▶ _AIM OF THE EXERCISE_:
Output every entry exactly as given.

Dataset items
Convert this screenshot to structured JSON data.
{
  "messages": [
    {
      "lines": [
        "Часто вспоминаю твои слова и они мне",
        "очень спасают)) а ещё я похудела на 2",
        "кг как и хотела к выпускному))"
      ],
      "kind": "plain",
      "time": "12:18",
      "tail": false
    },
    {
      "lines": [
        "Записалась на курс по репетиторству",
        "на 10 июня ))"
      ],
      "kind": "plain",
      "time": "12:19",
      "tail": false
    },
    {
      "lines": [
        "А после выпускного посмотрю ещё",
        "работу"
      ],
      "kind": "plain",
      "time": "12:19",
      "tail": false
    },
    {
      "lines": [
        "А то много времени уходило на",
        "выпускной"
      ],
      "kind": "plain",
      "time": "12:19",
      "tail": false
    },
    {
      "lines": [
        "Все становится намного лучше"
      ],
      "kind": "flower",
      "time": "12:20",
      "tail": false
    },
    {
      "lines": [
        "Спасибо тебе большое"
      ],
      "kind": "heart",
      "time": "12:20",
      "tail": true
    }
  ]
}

▶ _REPLY TO THE EXERCISE_:
Convert this screenshot to structured JSON data.
{
  "messages": [
    {
      "lines": [
        "Часто вспоминаю твои слова и они мне",
        "очень спасают)) а ещё я похудела на 2",
        "кг как и хотела к выпускному))"
      ],
      "kind": "plain",
      "time": "12:18",
      "tail": false
    },
    {
      "lines": [
        "Записалась на курс по репетиторству",
        "на 10 июня ))"
      ],
      "kind": "plain",
      "time": "12:19",
      "tail": false
    },
    {
      "lines": [
        "А после выпускного посмотрю ещё",
        "работу"
      ],
      "kind": "plain",
      "time": "12:19",
      "tail": false
    },
    {
      "lines": [
        "А то много времени уходило на",
        "выпускной"
      ],
      "kind": "plain",
      "time": "12:19",
      "tail": false
    },
    {
      "lines": [
        "Все становится намного лучше"
      ],
      "kind": "flower",
      "time": "12:20",
      "tail": false
    },
    {
      "lines": [
        "Спасибо тебе большое"
      ],
      "kind": "heart",
      "time": "12:20",
      "tail": true
    }
  ]
}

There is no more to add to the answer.